- _Article_
# Outer Banks Weather



## nascarcamper (Jan 27, 2005)

Can somebody tell me what this is?







It's been so long I'm not sure.


----------



## Thor (Apr 7, 2004)

Snow.

If you wish to see some just head north to Canada and we still have some in July. Oh yah, do not forget to bring your skiis.









Thor


----------



## shake1969 (Sep 21, 2004)

How's it goin'. eh?


----------



## cookie9933 (Feb 26, 2005)

Looks like solid-phase precipitation to me. I take it you're not familiar with it? Better stay off the roads until it's gone.

Bill


----------



## aantolik (Apr 8, 2005)

I belive it's a version of PA winter sunshine in a solid form. Isn't it nice to see once in awhile so you can add it to the list of things you're lucky you don't get too often!


----------



## Sidewinder (Feb 25, 2005)

NASCARCAMPER,

I think you'd better take a sample of that stuff up to Hampton (Langley) and have it analyzed. I'm sure if they spent a few million$ of our tax money, they could figure out just EXACTLY what it is and give you the statistical probability of the phenomena ocurring again over several time periods























Sidewinder


----------



## nascarcamper (Jan 27, 2005)

aantolik said:


> I belive it's a version of PA winter sunshine in a solid form. Isn't it nice to see once in awhile so you can add it to the list of things you're lucky you don't get too often!
> [snapback]83205[/snapback]​


I know you guys that get it all the time get tired of it but we haven't seen any in 3 years and in that storm we had 14".


----------



## Humpty (Apr 20, 2005)

Oh No! The White Stuff!

I am not quite sure what it is, but I will tell you how to deal with it:

First, go to the local grocery store. Buy all the Bread and Milk you can afford.

Try to avoid all the news crews - they will be at the store and near any bridge to provide "Team Coverage" of the new event of the winter.

Next, pick up the kids, school will be closed for at least 2 weeks.

If you can actually drive well enough to make it home, you are doing fine.

Begin eating the bread and drinking the milk. (I am not sure why, but it is required).

Wait long enough for there to be plenty off the white stuff on the ground. When you think there is, go out in your car and find someone to crash into.

Catch a ride home from someone riding a four wheeler down Main Street.

The white stuff will be gone tomorrow.

Be sure to watch the news for follow the follow up story - The Body Shops will be full of wrecked cars!

- _Complete the following_
1) Translate this sentence from the Outer Banks weather thread into Spanish: "Better stay off the roads until it's gone."
2) Write the next part of the Outer Banks weather thread, starting after its final post.

- _Material shown_
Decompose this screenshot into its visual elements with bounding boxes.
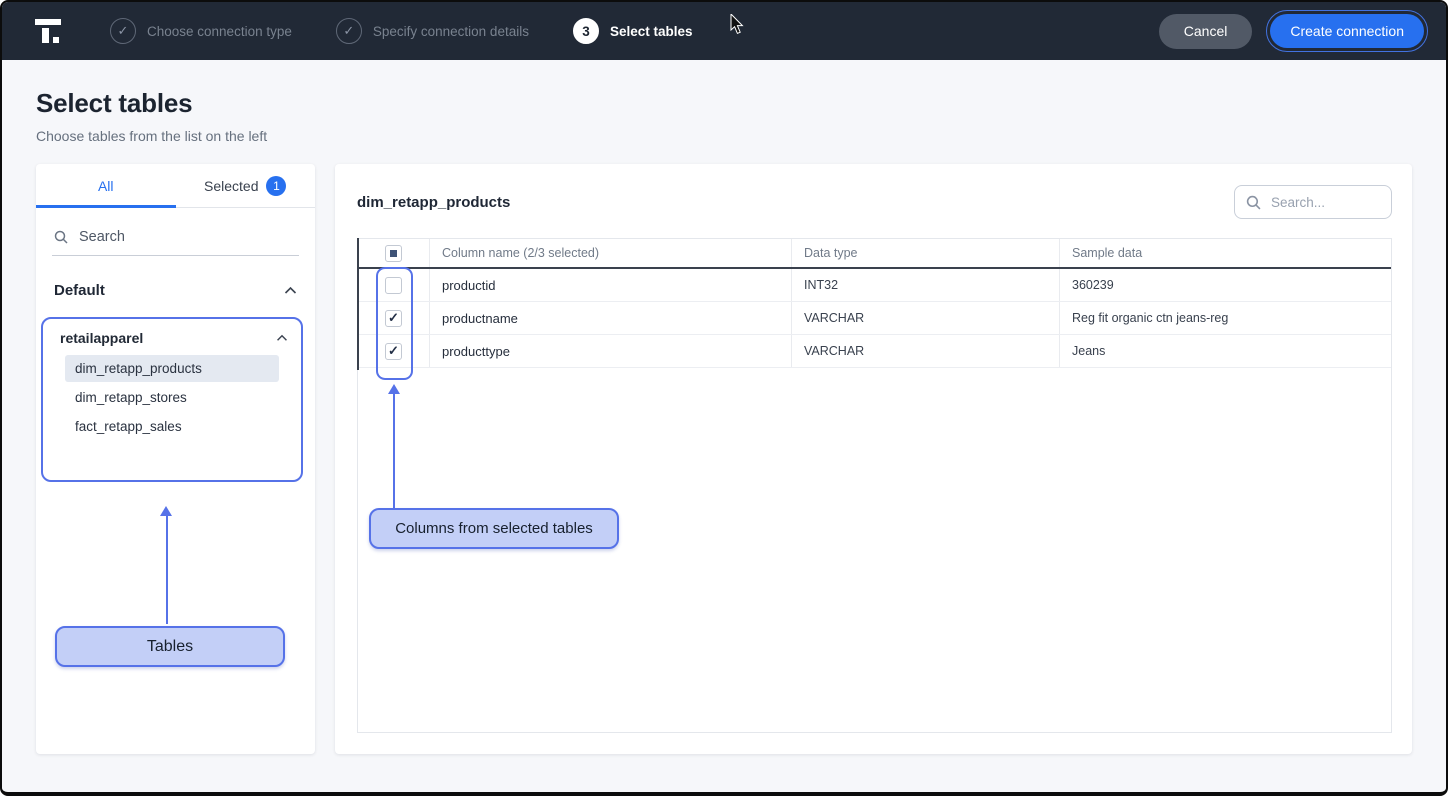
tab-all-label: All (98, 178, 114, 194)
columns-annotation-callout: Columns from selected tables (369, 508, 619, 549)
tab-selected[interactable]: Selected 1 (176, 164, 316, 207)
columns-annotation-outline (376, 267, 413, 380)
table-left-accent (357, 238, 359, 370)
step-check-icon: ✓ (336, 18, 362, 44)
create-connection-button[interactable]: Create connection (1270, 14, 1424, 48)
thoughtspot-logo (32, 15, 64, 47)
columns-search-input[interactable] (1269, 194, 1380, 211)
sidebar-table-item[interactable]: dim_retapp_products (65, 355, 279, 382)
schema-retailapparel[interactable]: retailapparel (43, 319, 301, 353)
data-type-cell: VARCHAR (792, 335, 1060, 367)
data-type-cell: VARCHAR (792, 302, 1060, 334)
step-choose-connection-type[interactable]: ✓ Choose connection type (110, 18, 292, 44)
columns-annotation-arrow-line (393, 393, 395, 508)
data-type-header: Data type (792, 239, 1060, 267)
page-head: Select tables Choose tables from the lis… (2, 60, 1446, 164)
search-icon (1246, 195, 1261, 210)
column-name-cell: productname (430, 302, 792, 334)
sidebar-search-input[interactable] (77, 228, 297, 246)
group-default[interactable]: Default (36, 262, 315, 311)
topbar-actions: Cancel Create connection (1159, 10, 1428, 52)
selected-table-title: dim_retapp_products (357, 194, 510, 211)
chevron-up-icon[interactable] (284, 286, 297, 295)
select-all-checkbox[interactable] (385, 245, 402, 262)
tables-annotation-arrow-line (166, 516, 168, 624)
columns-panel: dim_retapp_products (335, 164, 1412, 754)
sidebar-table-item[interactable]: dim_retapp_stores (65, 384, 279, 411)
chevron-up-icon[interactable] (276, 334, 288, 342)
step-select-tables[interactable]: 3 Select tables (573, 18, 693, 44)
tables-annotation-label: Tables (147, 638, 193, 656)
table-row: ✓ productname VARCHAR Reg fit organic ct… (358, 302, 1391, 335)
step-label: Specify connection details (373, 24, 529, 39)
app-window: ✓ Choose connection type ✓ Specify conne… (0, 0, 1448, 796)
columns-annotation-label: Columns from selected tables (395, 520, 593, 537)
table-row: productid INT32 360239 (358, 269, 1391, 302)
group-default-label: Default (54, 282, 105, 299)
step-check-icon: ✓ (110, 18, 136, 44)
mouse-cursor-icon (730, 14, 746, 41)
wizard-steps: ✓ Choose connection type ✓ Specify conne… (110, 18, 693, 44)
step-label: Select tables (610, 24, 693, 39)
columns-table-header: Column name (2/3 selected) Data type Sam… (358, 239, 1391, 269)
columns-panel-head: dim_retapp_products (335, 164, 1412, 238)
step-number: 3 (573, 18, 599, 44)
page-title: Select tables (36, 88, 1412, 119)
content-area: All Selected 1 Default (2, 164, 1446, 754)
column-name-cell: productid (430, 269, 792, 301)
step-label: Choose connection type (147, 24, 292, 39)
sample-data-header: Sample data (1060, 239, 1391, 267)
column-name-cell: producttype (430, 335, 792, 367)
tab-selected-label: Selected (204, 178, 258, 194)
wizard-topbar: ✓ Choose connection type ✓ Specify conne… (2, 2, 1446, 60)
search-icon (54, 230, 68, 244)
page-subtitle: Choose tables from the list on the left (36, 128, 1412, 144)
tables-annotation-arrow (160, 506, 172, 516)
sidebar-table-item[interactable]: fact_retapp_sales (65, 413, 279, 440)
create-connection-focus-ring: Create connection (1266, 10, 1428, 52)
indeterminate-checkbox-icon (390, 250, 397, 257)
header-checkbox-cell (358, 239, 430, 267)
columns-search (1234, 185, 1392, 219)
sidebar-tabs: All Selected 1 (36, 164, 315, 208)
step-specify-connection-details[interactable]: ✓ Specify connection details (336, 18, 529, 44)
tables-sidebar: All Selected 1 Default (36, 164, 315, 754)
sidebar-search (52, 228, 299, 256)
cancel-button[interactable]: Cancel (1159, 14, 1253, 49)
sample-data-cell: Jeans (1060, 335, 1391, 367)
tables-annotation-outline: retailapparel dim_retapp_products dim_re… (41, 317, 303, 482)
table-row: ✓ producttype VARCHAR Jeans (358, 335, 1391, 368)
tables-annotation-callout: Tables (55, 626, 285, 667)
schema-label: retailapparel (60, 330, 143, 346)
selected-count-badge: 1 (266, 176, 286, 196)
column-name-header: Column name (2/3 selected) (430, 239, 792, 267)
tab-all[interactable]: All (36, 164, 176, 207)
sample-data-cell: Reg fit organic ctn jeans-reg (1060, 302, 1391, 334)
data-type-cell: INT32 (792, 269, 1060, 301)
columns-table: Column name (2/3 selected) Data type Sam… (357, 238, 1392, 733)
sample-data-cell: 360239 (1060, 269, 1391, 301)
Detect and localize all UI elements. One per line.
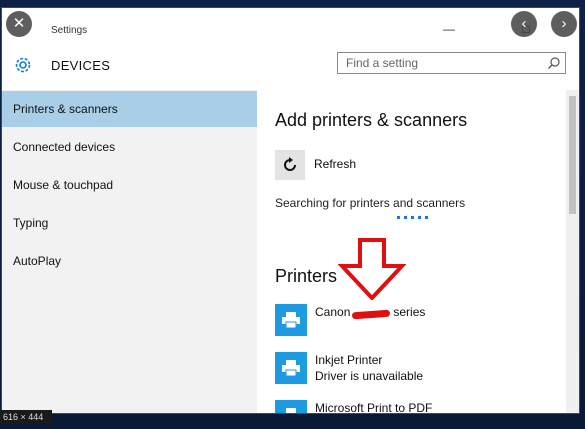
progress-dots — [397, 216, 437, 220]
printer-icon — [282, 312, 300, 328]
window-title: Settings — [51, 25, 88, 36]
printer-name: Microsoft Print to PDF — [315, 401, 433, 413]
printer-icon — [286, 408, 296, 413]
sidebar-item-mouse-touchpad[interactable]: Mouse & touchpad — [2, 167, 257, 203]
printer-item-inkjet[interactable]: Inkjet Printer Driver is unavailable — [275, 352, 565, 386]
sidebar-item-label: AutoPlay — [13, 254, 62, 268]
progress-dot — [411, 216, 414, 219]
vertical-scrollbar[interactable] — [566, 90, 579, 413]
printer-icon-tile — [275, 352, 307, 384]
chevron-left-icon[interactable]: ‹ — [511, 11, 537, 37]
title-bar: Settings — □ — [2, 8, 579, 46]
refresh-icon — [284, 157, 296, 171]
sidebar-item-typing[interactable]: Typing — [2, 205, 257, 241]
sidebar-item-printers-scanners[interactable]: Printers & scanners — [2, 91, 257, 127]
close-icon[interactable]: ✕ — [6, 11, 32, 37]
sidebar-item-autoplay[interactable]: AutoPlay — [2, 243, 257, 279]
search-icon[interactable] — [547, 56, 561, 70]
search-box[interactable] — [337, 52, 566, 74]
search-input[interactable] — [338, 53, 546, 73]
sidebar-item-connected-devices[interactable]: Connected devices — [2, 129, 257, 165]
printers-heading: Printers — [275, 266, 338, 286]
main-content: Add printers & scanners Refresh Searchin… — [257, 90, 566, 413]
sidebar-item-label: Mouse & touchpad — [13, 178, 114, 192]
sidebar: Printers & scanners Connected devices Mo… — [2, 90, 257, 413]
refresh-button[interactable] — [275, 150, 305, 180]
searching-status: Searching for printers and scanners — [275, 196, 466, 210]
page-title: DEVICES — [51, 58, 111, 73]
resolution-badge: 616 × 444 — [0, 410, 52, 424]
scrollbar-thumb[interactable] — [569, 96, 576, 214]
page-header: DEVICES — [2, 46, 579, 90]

- _Responses to the exercise_
1) Mejor no salga a las carreteras hasta que desaparezca.

2)
----------



## begood (Jun 9, 2004)

i don't know what it is, but let me know if you solve the mistery because we have a lot more of this strange white stuff up here!


----------



## Oregon_Camper (Sep 13, 2004)

Holy Cow Batman...that's a BIG ole' pile of snow....


----------



## nonny (Aug 14, 2005)

YIKES, begood! How the heck do you get around in that small car with that BIG SNOW? Come up Thor's way at the end of July, nascarcamper, so you can join us at the RALLY! And, Humpty, I was so impressed with the accuracy of your description.

PS You guys crack me up!


----------



## tdvffjohn (Mar 10, 2005)

Oregon_Camper said:


> Holy Cow Batman...that's a BIG ole' pile of snow....
> 
> 
> 
> ...


Tunnel that pile out and you have a winter garage









John


----------



## nonny (Aug 14, 2005)

Good thinking, John! Way to be a glass half full kinda guy!


----------



## nascarcamper (Jan 27, 2005)

begood said:


> i don't know what it is, but let me know if you solve the mistery because we have a lot more of this strange white stuff up here!
> 
> 
> 
> ...


Holy crap is your Outback buried in there?


----------



## begood (Jun 9, 2004)

> Holy Cow Batman...that's a BIG ole' pile of snow....


Congratulations to oregon camper. he found the answer : SNOW!



> YIKES, begood! How the heck do you get around in that small car with that BIG SNOW?


This is the wife car, i have the burb.











> Holy crap is your Outback buried in there?


No it's in a campground 125 miles south. I usually clear the top of the OB one or two times in the winter.

bye, i must go, i have some snow to shovel.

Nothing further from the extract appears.